▸ **Objective**
Only the pictures are left out: repeat the rest of the entries exactly.

[Entries with figure data]
* * * *

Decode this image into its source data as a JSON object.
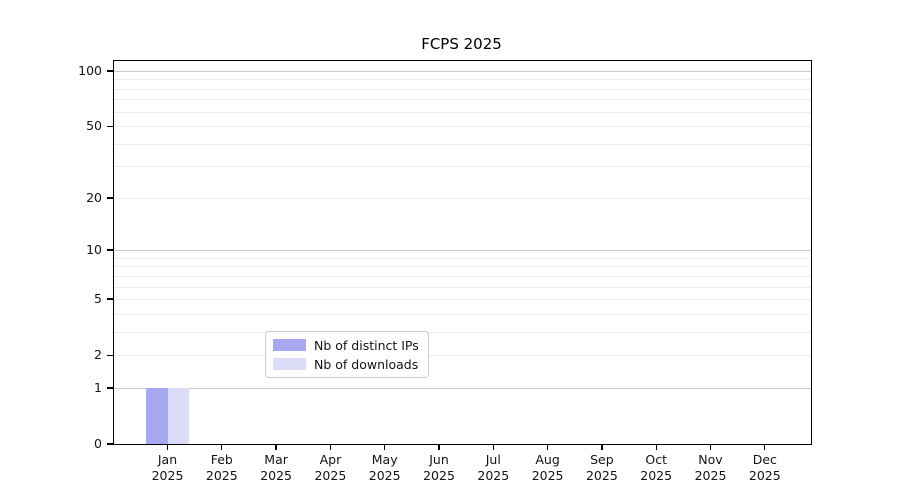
{
  "chart_data": {
    "type": "bar",
    "title": "FCPS 2025",
    "categories": [
      "Jan",
      "Feb",
      "Mar",
      "Apr",
      "May",
      "Jun",
      "Jul",
      "Aug",
      "Sep",
      "Oct",
      "Nov",
      "Dec"
    ],
    "category_year": "2025",
    "series": [
      {
        "name": "Nb of distinct IPs",
        "color": "#a7a7f2",
        "values": [
          1,
          0,
          0,
          0,
          0,
          0,
          0,
          0,
          0,
          0,
          0,
          0
        ]
      },
      {
        "name": "Nb of downloads",
        "color": "#dcdcf9",
        "values": [
          1,
          0,
          0,
          0,
          0,
          0,
          0,
          0,
          0,
          0,
          0,
          0
        ]
      }
    ],
    "y_scale": "log1p",
    "y_ticks": [
      0,
      1,
      2,
      5,
      10,
      20,
      50,
      100
    ],
    "y_gridlines_minor": [
      2,
      3,
      4,
      5,
      6,
      7,
      8,
      9,
      20,
      30,
      40,
      50,
      60,
      70,
      80,
      90
    ],
    "y_gridlines_major": [
      1,
      10,
      100
    ],
    "ylim": [
      0,
      113
    ],
    "legend_position": "lower center",
    "grid": "both",
    "colors": {
      "grid_minor": "#ececec",
      "grid_major": "#c9c9c9",
      "axis": "#000000",
      "text": "#141414",
      "background": "#ffffff"
    }
  }
}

* * * *

▸ **Exercise output**
Decode this image into its source data as a JSON object.
{
  "chart_data": {
    "type": "bar",
    "title": "FCPS 2025",
    "categories": [
      "Jan",
      "Feb",
      "Mar",
      "Apr",
      "May",
      "Jun",
      "Jul",
      "Aug",
      "Sep",
      "Oct",
      "Nov",
      "Dec"
    ],
    "category_year": "2025",
    "series": [
      {
        "name": "Nb of distinct IPs",
        "color": "#a7a7f2",
        "values": [
          1,
          0,
          0,
          0,
          0,
          0,
          0,
          0,
          0,
          0,
          0,
          0
        ]
      },
      {
        "name": "Nb of downloads",
        "color": "#dcdcf9",
        "values": [
          1,
          0,
          0,
          0,
          0,
          0,
          0,
          0,
          0,
          0,
          0,
          0
        ]
      }
    ],
    "y_scale": "log1p",
    "y_ticks": [
      0,
      1,
      2,
      5,
      10,
      20,
      50,
      100
    ],
    "y_gridlines_minor": [
      2,
      3,
      4,
      5,
      6,
      7,
      8,
      9,
      20,
      30,
      40,
      50,
      60,
      70,
      80,
      90
    ],
    "y_gridlines_major": [
      1,
      10,
      100
    ],
    "ylim": [
      0,
      113
    ],
    "legend_position": "lower center",
    "grid": "both",
    "colors": {
      "grid_minor": "#ececec",
      "grid_major": "#c9c9c9",
      "axis": "#000000",
      "text": "#141414",
      "background": "#ffffff"
    }
  }
}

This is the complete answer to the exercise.